The problem:
Copy out the lines that have "可将小标题拟为" in them.

───

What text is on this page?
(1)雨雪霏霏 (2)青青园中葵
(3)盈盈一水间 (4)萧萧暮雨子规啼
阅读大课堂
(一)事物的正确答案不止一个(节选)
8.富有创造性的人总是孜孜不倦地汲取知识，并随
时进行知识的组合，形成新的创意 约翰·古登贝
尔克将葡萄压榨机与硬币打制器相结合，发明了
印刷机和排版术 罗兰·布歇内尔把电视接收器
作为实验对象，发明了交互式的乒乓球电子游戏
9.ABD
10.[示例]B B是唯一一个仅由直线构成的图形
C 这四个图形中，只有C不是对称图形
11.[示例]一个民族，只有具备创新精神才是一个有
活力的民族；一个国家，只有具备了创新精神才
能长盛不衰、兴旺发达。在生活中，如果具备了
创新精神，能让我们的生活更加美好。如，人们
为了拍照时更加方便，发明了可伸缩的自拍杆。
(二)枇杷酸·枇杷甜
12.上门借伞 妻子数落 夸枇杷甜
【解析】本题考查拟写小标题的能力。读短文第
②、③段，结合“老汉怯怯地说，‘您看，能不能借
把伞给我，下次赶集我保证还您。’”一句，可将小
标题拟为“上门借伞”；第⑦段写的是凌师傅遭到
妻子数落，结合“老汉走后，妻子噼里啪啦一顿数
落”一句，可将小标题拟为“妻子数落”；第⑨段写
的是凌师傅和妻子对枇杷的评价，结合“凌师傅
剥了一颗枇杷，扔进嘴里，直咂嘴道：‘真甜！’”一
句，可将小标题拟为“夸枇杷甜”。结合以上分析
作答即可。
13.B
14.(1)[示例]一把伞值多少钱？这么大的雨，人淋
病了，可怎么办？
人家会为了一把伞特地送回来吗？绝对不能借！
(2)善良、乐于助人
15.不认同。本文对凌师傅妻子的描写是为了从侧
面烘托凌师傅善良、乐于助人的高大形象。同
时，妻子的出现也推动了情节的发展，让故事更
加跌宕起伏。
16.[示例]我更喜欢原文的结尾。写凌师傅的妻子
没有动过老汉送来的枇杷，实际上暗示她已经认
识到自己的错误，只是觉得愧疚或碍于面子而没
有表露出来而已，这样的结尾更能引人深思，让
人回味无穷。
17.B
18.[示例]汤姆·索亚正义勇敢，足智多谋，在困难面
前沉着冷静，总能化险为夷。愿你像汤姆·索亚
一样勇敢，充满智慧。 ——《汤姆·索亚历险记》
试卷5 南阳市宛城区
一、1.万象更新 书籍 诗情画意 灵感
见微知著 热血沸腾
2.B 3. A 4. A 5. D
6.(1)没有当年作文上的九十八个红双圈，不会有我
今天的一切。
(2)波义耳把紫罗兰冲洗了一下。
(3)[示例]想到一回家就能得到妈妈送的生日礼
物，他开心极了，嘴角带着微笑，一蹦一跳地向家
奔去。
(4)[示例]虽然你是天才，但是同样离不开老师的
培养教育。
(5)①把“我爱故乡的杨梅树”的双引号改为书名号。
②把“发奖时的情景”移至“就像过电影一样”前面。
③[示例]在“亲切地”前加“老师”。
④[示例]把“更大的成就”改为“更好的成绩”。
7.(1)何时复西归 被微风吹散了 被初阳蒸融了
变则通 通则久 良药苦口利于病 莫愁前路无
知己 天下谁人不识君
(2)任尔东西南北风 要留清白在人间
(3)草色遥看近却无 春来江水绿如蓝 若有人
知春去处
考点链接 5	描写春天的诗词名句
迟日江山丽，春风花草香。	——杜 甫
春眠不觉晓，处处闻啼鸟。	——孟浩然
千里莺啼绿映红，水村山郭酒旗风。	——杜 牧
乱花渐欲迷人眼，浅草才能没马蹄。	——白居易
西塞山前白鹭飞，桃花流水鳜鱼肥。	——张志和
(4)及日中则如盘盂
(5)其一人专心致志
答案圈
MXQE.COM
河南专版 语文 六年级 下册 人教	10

───

Expected answer:
落”一句，可将小标题拟为“妻子数落”；第⑨段写
句，可将小标题拟为“夸枇杷甜”。结合以上分析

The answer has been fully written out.